>> begin GIVEN DATA

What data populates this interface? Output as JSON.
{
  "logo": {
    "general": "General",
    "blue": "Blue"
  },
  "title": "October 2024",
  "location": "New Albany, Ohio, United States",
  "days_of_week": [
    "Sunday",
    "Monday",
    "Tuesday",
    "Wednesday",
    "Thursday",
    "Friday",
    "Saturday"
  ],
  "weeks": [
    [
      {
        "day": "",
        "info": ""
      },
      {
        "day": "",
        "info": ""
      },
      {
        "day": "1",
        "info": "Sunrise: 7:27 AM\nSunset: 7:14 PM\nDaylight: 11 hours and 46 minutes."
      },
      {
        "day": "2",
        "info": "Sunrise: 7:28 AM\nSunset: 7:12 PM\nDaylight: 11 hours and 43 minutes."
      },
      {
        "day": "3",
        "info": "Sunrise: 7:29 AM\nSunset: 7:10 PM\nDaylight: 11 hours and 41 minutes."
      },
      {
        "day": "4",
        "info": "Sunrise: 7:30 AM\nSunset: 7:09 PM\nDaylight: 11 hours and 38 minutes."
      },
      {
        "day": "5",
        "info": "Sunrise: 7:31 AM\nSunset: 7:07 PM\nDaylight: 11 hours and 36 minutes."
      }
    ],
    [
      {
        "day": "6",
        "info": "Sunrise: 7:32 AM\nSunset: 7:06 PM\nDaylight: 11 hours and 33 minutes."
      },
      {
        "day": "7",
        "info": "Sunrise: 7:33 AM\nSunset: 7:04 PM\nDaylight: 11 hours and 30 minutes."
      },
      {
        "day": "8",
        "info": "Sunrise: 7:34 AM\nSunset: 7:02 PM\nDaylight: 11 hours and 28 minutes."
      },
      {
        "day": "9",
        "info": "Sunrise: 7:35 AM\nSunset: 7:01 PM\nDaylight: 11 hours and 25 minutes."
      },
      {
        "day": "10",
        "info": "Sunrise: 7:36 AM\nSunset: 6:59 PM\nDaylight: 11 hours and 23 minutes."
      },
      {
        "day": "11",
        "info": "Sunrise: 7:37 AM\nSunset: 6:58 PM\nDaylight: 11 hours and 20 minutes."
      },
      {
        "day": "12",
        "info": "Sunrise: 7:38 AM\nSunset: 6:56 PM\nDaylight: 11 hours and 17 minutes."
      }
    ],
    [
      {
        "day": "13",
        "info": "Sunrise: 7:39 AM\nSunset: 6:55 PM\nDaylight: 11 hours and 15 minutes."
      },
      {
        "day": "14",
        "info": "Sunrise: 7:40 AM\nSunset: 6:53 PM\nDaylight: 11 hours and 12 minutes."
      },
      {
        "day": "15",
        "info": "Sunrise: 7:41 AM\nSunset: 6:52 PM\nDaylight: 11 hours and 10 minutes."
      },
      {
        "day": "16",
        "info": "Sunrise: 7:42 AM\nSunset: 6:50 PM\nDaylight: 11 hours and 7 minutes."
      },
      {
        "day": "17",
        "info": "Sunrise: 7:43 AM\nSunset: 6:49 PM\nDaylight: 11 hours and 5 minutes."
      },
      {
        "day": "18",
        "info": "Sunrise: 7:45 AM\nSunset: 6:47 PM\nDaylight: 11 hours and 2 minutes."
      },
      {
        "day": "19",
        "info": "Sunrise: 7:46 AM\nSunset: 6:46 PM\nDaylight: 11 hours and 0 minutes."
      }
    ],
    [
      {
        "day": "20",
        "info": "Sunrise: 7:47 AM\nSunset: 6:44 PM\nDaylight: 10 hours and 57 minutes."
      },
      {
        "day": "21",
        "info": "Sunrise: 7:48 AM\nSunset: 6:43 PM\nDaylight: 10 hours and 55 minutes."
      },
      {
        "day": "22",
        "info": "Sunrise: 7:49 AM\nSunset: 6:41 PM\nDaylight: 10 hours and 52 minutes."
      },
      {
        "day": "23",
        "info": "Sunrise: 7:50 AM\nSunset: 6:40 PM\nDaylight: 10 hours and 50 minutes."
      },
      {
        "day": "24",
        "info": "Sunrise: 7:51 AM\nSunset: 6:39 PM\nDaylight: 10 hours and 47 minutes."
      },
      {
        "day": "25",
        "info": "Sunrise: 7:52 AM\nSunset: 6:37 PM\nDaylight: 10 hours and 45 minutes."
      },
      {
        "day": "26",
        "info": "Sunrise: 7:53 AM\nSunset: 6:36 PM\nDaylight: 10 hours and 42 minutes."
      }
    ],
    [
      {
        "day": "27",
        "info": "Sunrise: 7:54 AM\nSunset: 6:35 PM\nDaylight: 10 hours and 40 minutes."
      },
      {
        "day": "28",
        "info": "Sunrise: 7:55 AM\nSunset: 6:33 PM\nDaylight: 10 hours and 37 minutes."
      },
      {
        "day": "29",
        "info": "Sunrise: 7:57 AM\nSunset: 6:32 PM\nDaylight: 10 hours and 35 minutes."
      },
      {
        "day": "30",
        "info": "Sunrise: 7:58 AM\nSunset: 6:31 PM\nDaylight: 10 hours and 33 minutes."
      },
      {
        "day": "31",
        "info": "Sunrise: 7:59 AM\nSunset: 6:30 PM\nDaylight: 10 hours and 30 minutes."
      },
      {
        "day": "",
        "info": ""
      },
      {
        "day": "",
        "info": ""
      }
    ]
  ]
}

>> end GIVEN DATA

- _GIVEN REQUEST_:
Repeat all of the records above exactly as they appear.

- _EXERCISE ANSWER_:
What data populates this interface? Output as JSON.
{
  "logo": {
    "general": "General",
    "blue": "Blue"
  },
  "title": "October 2024",
  "location": "New Albany, Ohio, United States",
  "days_of_week": [
    "Sunday",
    "Monday",
    "Tuesday",
    "Wednesday",
    "Thursday",
    "Friday",
    "Saturday"
  ],
  "weeks": [
    [
      {
        "day": "",
        "info": ""
      },
      {
        "day": "",
        "info": ""
      },
      {
        "day": "1",
        "info": "Sunrise: 7:27 AM\nSunset: 7:14 PM\nDaylight: 11 hours and 46 minutes."
      },
      {
        "day": "2",
        "info": "Sunrise: 7:28 AM\nSunset: 7:12 PM\nDaylight: 11 hours and 43 minutes."
      },
      {
        "day": "3",
        "info": "Sunrise: 7:29 AM\nSunset: 7:10 PM\nDaylight: 11 hours and 41 minutes."
      },
      {
        "day": "4",
        "info": "Sunrise: 7:30 AM\nSunset: 7:09 PM\nDaylight: 11 hours and 38 minutes."
      },
      {
        "day": "5",
        "info": "Sunrise: 7:31 AM\nSunset: 7:07 PM\nDaylight: 11 hours and 36 minutes."
      }
    ],
    [
      {
        "day": "6",
        "info": "Sunrise: 7:32 AM\nSunset: 7:06 PM\nDaylight: 11 hours and 33 minutes."
      },
      {
        "day": "7",
        "info": "Sunrise: 7:33 AM\nSunset: 7:04 PM\nDaylight: 11 hours and 30 minutes."
      },
      {
        "day": "8",
        "info": "Sunrise: 7:34 AM\nSunset: 7:02 PM\nDaylight: 11 hours and 28 minutes."
      },
      {
        "day": "9",
        "info": "Sunrise: 7:35 AM\nSunset: 7:01 PM\nDaylight: 11 hours and 25 minutes."
      },
      {
        "day": "10",
        "info": "Sunrise: 7:36 AM\nSunset: 6:59 PM\nDaylight: 11 hours and 23 minutes."
      },
      {
        "day": "11",
        "info": "Sunrise: 7:37 AM\nSunset: 6:58 PM\nDaylight: 11 hours and 20 minutes."
      },
      {
        "day": "12",
        "info": "Sunrise: 7:38 AM\nSunset: 6:56 PM\nDaylight: 11 hours and 17 minutes."
      }
    ],
    [
      {
        "day": "13",
        "info": "Sunrise: 7:39 AM\nSunset: 6:55 PM\nDaylight: 11 hours and 15 minutes."
      },
      {
        "day": "14",
        "info": "Sunrise: 7:40 AM\nSunset: 6:53 PM\nDaylight: 11 hours and 12 minutes."
      },
      {
        "day": "15",
        "info": "Sunrise: 7:41 AM\nSunset: 6:52 PM\nDaylight: 11 hours and 10 minutes."
      },
      {
        "day": "16",
        "info": "Sunrise: 7:42 AM\nSunset: 6:50 PM\nDaylight: 11 hours and 7 minutes."
      },
      {
        "day": "17",
        "info": "Sunrise: 7:43 AM\nSunset: 6:49 PM\nDaylight: 11 hours and 5 minutes."
      },
      {
        "day": "18",
        "info": "Sunrise: 7:45 AM\nSunset: 6:47 PM\nDaylight: 11 hours and 2 minutes."
      },
      {
        "day": "19",
        "info": "Sunrise: 7:46 AM\nSunset: 6:46 PM\nDaylight: 11 hours and 0 minutes."
      }
    ],
    [
      {
        "day": "20",
        "info": "Sunrise: 7:47 AM\nSunset: 6:44 PM\nDaylight: 10 hours and 57 minutes."
      },
      {
        "day": "21",
        "info": "Sunrise: 7:48 AM\nSunset: 6:43 PM\nDaylight: 10 hours and 55 minutes."
      },
      {
        "day": "22",
        "info": "Sunrise: 7:49 AM\nSunset: 6:41 PM\nDaylight: 10 hours and 52 minutes."
      },
      {
        "day": "23",
        "info": "Sunrise: 7:50 AM\nSunset: 6:40 PM\nDaylight: 10 hours and 50 minutes."
      },
      {
        "day": "24",
        "info": "Sunrise: 7:51 AM\nSunset: 6:39 PM\nDaylight: 10 hours and 47 minutes."
      },
      {
        "day": "25",
        "info": "Sunrise: 7:52 AM\nSunset: 6:37 PM\nDaylight: 10 hours and 45 minutes."
      },
      {
        "day": "26",
        "info": "Sunrise: 7:53 AM\nSunset: 6:36 PM\nDaylight: 10 hours and 42 minutes."
      }
    ],
    [
      {
        "day": "27",
        "info": "Sunrise: 7:54 AM\nSunset: 6:35 PM\nDaylight: 10 hours and 40 minutes."
      },
      {
        "day": "28",
        "info": "Sunrise: 7:55 AM\nSunset: 6:33 PM\nDaylight: 10 hours and 37 minutes."
      },
      {
        "day": "29",
        "info": "Sunrise: 7:57 AM\nSunset: 6:32 PM\nDaylight: 10 hours and 35 minutes."
      },
      {
        "day": "30",
        "info": "Sunrise: 7:58 AM\nSunset: 6:31 PM\nDaylight: 10 hours and 33 minutes."
      },
      {
        "day": "31",
        "info": "Sunrise: 7:59 AM\nSunset: 6:30 PM\nDaylight: 10 hours and 30 minutes."
      },
      {
        "day": "",
        "info": ""
      },
      {
        "day": "",
        "info": ""
      }
    ]
  ]
}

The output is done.